Copy every line with the string "panel" in it.
Start STORED ROWS
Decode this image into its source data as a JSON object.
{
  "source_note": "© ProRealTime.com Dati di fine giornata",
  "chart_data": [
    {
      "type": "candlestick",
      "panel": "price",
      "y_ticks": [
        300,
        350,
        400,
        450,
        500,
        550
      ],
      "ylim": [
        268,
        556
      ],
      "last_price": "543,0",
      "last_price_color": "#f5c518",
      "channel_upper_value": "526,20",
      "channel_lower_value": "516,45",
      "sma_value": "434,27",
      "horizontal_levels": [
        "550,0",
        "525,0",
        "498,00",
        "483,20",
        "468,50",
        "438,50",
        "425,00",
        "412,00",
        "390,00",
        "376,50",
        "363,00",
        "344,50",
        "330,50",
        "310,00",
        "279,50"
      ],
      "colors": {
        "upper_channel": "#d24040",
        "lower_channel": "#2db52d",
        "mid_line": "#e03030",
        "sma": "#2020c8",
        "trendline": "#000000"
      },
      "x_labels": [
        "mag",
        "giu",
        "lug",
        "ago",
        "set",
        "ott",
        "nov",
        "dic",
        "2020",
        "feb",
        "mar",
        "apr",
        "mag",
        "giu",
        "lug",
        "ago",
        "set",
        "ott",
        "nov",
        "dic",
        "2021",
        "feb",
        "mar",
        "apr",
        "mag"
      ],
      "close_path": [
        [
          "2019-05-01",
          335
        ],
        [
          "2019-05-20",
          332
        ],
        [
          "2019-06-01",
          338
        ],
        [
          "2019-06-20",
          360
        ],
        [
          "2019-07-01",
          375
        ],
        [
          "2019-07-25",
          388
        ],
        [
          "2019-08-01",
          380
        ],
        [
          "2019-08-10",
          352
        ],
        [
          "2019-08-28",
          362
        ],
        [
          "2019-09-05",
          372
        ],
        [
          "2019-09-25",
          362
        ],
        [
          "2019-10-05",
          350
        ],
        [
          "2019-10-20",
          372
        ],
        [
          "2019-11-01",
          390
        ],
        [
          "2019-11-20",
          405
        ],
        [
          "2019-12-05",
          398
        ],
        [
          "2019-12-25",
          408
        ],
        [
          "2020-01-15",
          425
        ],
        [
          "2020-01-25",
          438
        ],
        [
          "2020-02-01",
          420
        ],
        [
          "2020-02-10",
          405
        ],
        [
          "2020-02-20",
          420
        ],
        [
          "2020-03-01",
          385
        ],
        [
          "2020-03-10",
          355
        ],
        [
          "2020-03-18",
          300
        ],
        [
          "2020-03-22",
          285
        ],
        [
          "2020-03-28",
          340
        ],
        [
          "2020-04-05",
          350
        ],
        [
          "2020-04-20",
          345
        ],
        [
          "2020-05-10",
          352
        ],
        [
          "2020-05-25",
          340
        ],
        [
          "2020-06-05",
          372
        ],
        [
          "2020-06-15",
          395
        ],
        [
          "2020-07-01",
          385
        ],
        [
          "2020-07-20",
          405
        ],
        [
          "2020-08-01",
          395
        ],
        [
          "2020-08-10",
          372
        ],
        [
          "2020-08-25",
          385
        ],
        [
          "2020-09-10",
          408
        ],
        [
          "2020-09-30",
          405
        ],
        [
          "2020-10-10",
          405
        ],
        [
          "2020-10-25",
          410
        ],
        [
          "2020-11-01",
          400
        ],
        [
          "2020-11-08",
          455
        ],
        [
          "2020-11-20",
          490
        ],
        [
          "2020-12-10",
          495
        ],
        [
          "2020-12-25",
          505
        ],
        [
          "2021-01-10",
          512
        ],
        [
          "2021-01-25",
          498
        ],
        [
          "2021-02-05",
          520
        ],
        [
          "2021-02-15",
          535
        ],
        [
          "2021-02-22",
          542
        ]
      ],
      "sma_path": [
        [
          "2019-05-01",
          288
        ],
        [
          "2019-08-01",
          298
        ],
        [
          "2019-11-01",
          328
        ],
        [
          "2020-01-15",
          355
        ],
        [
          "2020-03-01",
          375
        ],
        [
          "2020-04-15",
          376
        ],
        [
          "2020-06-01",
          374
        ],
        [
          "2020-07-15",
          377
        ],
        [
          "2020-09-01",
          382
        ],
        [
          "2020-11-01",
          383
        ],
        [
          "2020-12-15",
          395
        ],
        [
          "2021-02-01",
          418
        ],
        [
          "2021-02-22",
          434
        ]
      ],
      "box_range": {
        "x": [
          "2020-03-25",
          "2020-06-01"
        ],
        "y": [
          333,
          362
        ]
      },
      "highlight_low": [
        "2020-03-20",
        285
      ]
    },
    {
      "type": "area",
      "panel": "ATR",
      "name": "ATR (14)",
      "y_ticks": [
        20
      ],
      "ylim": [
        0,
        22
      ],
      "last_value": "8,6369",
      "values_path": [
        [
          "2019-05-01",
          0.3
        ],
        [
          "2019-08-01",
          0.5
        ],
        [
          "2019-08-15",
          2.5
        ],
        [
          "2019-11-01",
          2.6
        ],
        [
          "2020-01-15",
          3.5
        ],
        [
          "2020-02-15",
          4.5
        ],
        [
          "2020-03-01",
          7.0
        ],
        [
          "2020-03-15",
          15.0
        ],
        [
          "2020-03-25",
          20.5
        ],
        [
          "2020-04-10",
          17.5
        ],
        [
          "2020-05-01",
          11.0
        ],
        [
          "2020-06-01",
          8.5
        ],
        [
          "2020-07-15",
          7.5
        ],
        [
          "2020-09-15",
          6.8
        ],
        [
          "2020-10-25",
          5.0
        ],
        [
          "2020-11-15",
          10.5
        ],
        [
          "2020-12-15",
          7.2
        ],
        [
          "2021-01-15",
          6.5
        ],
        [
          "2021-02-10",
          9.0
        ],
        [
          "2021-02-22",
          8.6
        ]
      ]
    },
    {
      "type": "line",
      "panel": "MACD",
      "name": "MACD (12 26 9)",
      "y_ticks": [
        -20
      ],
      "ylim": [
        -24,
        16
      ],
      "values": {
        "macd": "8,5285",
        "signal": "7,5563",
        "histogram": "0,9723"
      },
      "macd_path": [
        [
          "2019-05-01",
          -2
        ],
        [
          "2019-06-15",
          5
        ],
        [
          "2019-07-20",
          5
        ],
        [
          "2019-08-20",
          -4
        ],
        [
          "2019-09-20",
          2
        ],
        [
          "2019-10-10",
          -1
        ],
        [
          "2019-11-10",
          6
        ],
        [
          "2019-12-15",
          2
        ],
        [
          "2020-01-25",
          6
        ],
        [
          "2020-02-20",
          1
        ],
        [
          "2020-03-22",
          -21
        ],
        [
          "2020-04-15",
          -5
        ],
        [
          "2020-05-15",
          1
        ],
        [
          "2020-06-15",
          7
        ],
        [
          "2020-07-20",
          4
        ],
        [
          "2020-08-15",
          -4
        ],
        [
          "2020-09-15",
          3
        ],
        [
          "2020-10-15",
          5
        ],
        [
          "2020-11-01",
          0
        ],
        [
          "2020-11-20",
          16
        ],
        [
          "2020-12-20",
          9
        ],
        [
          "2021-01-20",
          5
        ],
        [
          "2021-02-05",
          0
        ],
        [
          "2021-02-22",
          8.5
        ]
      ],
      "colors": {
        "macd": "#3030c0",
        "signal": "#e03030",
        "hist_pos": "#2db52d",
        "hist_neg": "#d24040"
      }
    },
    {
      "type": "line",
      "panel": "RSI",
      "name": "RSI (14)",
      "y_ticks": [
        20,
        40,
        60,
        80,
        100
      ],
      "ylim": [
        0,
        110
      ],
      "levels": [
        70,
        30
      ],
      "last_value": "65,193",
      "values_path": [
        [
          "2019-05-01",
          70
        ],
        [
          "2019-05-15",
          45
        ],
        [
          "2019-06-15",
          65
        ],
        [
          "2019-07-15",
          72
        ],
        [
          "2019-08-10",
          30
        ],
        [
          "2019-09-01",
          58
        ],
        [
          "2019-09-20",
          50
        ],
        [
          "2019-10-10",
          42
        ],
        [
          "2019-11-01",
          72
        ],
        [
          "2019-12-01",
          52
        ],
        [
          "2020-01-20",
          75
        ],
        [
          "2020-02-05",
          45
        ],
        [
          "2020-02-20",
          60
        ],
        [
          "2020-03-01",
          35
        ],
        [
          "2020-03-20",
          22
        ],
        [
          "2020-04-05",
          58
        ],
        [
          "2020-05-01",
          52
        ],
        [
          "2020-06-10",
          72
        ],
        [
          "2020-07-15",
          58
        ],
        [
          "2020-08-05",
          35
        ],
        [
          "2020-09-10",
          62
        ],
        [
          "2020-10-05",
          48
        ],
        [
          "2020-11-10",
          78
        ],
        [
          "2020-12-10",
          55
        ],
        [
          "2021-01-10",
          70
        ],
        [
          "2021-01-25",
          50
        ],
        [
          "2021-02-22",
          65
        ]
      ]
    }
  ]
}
End STORED ROWS
_OUTPUT FOR THIS TASK_
      "panel": "price",
      "panel": "ATR",
      "panel": "MACD",
      "panel": "RSI",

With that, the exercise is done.